» **Source data**
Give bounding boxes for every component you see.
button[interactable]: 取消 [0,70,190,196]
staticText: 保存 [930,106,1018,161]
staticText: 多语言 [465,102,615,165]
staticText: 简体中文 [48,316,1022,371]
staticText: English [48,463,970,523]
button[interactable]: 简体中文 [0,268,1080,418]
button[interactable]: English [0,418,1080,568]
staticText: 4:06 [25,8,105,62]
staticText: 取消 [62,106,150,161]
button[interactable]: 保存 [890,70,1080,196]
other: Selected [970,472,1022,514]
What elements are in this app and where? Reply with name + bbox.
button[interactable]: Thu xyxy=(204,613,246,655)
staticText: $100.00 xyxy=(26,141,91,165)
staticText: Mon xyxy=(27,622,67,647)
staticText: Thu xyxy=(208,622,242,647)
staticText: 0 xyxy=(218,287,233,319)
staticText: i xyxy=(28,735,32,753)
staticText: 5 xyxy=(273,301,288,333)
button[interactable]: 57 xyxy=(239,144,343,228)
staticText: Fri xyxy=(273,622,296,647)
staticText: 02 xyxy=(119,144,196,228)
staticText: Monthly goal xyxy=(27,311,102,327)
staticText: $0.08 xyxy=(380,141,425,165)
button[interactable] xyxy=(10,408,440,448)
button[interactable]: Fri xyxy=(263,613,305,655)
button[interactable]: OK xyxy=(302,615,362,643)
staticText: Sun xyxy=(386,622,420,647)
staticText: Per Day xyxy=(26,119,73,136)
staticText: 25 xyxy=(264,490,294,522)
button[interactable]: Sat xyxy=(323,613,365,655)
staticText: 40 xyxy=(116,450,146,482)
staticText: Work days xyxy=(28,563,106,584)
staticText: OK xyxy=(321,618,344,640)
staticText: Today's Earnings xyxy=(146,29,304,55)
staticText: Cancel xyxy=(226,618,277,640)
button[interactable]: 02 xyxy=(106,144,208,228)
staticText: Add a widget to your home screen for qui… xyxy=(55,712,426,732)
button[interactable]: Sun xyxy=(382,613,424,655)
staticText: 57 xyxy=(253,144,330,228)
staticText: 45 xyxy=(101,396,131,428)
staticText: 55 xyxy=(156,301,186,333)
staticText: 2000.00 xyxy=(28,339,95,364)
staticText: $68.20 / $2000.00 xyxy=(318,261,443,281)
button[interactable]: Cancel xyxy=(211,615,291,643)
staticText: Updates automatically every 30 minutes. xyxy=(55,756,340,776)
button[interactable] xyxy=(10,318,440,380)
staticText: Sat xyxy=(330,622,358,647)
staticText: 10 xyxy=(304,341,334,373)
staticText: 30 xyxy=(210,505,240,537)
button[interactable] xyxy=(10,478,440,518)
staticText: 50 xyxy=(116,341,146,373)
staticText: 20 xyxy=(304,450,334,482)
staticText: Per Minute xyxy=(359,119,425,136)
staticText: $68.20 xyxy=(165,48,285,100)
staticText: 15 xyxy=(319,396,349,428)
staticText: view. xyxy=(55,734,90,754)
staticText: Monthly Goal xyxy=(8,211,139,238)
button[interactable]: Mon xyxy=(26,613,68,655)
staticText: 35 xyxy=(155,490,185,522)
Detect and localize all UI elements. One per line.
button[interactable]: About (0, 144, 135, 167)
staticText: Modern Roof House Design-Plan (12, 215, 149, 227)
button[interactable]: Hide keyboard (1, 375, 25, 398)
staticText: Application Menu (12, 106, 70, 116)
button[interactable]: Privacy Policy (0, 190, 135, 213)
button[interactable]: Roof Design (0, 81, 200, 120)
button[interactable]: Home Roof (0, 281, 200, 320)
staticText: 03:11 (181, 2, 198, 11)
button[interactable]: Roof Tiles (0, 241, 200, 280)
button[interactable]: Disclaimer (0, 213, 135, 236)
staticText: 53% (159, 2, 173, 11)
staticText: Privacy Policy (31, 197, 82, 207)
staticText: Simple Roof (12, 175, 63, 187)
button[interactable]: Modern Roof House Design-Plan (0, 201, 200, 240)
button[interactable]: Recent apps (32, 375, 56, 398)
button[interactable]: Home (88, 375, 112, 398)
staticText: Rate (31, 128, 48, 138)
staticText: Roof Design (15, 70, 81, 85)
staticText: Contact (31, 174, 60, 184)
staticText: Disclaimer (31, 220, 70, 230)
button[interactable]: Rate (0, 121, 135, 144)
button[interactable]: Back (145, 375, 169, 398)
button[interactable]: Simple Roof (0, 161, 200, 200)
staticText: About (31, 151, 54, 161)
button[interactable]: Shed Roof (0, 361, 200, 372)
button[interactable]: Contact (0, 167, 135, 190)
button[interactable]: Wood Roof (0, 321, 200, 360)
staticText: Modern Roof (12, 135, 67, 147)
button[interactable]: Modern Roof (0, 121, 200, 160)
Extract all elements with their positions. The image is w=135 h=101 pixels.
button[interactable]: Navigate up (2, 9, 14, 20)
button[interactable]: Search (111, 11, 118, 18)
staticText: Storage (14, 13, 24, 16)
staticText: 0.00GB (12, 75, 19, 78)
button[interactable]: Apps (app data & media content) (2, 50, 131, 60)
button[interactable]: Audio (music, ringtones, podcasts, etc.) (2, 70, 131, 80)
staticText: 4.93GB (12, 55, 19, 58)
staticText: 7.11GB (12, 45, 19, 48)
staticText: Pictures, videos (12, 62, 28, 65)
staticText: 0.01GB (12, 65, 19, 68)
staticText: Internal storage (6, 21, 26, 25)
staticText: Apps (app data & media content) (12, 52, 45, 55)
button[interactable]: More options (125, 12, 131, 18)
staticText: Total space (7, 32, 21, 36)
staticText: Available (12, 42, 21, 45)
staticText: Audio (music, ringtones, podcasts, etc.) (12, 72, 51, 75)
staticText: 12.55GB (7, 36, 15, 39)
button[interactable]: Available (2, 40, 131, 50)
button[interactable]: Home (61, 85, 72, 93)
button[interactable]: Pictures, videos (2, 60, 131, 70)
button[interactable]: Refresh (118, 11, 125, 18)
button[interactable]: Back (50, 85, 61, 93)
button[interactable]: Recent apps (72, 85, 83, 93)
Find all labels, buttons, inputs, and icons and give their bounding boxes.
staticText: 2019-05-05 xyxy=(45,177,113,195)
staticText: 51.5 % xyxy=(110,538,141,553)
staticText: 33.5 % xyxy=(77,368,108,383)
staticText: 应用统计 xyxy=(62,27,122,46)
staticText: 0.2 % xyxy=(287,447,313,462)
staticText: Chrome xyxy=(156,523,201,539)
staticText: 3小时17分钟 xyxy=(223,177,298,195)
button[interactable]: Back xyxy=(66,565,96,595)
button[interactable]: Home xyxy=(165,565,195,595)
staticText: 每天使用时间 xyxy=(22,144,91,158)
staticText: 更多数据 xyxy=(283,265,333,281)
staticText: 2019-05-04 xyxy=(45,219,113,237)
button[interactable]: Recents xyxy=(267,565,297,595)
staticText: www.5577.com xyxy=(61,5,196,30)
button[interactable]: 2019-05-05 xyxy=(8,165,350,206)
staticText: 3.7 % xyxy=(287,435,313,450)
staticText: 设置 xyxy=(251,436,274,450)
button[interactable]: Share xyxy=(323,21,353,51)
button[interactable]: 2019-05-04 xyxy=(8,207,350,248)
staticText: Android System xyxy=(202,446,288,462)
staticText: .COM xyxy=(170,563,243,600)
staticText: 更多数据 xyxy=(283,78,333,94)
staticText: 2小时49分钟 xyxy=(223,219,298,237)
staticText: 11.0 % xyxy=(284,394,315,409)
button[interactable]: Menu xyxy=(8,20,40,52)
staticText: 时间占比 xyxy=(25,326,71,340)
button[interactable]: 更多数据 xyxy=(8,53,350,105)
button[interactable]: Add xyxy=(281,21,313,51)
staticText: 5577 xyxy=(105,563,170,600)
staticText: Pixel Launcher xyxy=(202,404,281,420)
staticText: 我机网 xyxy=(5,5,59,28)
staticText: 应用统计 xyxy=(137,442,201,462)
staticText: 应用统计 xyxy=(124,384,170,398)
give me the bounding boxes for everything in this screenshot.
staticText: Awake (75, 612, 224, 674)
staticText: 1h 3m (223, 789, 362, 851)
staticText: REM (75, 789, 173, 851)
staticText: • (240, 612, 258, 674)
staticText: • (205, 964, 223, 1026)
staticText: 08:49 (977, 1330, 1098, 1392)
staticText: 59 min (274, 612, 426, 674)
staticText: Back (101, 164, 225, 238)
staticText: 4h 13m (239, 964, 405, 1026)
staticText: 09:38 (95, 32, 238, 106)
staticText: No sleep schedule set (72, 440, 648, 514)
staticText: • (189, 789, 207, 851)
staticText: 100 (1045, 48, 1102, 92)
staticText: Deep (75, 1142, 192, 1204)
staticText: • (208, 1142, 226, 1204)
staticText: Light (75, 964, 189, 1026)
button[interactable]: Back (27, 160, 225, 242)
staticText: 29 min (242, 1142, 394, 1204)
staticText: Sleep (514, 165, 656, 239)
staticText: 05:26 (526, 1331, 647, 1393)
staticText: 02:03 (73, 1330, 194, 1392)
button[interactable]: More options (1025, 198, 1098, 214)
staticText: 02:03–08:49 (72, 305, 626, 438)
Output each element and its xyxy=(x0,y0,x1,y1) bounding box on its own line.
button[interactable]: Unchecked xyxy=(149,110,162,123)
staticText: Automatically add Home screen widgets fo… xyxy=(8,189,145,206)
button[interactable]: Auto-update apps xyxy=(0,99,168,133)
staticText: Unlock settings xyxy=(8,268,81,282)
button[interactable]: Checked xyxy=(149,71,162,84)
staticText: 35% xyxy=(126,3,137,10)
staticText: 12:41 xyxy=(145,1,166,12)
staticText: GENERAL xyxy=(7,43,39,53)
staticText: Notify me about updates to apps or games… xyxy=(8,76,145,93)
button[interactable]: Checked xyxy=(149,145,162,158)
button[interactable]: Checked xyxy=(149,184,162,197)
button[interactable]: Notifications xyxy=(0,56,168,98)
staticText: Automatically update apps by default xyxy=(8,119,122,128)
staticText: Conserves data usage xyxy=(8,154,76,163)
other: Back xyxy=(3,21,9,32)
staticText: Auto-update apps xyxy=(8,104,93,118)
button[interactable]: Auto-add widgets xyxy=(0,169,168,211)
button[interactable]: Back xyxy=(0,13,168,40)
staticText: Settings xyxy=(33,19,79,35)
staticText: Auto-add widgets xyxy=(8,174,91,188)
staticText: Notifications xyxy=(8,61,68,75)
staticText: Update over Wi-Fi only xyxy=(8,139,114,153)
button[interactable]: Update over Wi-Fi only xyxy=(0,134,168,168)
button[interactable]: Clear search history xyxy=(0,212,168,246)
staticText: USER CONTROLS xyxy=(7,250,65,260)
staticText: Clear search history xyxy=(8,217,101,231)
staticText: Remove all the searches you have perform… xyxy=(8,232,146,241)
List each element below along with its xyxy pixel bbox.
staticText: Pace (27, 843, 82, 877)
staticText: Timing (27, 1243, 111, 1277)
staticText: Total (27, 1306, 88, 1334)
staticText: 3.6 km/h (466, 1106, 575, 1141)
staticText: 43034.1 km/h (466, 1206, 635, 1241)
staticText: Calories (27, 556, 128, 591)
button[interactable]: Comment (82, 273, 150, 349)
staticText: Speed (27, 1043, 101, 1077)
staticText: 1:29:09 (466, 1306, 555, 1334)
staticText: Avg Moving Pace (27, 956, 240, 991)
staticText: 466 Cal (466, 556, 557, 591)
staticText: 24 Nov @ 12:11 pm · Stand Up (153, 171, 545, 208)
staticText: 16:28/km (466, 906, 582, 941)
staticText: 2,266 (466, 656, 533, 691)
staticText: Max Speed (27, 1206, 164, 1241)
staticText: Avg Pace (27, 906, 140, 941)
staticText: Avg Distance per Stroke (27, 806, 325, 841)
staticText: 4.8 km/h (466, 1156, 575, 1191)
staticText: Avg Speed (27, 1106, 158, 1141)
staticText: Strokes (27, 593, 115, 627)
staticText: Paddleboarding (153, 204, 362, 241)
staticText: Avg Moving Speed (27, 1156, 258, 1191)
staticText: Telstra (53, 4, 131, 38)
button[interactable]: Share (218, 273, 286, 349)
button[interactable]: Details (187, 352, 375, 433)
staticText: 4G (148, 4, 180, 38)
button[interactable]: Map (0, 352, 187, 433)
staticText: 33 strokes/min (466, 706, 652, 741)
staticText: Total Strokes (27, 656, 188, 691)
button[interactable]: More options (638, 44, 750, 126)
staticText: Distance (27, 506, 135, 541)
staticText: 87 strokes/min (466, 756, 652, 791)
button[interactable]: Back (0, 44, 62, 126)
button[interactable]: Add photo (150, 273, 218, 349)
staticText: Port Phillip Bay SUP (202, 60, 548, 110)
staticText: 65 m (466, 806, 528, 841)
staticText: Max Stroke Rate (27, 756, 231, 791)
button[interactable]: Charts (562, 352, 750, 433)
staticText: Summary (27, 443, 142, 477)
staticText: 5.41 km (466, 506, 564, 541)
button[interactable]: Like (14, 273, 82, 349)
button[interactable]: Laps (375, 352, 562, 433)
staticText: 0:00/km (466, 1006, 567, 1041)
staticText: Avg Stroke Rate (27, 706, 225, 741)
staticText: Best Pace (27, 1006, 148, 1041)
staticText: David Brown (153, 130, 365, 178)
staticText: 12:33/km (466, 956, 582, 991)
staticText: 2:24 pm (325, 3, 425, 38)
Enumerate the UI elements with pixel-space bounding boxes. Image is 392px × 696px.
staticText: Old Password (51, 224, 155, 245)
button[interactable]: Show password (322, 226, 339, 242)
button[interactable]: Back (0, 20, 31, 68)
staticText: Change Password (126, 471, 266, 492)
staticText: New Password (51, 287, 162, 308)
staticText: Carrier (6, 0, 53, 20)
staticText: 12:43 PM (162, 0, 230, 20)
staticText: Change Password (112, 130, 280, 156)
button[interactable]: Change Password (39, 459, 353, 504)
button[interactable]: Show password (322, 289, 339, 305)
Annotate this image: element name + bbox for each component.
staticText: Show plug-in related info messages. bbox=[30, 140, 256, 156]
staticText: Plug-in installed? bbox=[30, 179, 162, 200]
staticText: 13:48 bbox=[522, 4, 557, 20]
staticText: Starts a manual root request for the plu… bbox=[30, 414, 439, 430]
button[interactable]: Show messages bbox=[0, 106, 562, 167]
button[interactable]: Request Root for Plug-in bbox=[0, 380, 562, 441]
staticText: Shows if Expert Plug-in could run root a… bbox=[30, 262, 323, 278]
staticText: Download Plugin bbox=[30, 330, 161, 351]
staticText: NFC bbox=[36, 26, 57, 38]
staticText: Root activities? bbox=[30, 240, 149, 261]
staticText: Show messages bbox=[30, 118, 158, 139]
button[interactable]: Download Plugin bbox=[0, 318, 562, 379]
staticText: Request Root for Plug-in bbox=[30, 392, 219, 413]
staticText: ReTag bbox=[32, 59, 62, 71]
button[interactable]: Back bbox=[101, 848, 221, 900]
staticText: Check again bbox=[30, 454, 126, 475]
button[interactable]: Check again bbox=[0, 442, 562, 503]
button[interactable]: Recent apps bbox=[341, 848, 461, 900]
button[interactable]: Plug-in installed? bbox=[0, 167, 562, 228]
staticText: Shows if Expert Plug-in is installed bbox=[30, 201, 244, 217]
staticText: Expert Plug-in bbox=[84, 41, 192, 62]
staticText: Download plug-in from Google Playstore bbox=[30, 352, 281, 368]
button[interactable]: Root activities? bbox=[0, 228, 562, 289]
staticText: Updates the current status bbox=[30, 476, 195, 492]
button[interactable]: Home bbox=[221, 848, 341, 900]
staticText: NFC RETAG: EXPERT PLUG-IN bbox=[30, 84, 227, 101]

» **Written task**
Rename "Monthly goal" to "Monthly target" in everything from the start of the listing down to the line containing "staticText: OK xyxy=(321,618,344,640)", and give those lines again with nothing else changed.

» **Result below**
Give bounding boxes for every component you see.
button[interactable]: 取消 [0,70,190,196]
staticText: 保存 [930,106,1018,161]
staticText: 多语言 [465,102,615,165]
staticText: 简体中文 [48,316,1022,371]
staticText: English [48,463,970,523]
button[interactable]: 简体中文 [0,268,1080,418]
button[interactable]: English [0,418,1080,568]
staticText: 4:06 [25,8,105,62]
staticText: 取消 [62,106,150,161]
button[interactable]: 保存 [890,70,1080,196]
other: Selected [970,472,1022,514]
What elements are in this app and where? Reply with name + bbox.
button[interactable]: Thu xyxy=(204,613,246,655)
staticText: $100.00 xyxy=(26,141,91,165)
staticText: Mon xyxy=(27,622,67,647)
staticText: Thu xyxy=(208,622,242,647)
staticText: 0 xyxy=(218,287,233,319)
staticText: i xyxy=(28,735,32,753)
staticText: 5 xyxy=(273,301,288,333)
button[interactable]: 57 xyxy=(239,144,343,228)
staticText: Fri xyxy=(273,622,296,647)
staticText: 02 xyxy=(119,144,196,228)
staticText: Monthly target xyxy=(27,311,102,327)
staticText: $0.08 xyxy=(380,141,425,165)
button[interactable] xyxy=(10,408,440,448)
button[interactable]: Fri xyxy=(263,613,305,655)
button[interactable]: OK xyxy=(302,615,362,643)
staticText: Sun xyxy=(386,622,420,647)
staticText: Per Day xyxy=(26,119,73,136)
staticText: 25 xyxy=(264,490,294,522)
button[interactable]: Sat xyxy=(323,613,365,655)
staticText: 40 xyxy=(116,450,146,482)
staticText: Work days xyxy=(28,563,106,584)
staticText: OK xyxy=(321,618,344,640)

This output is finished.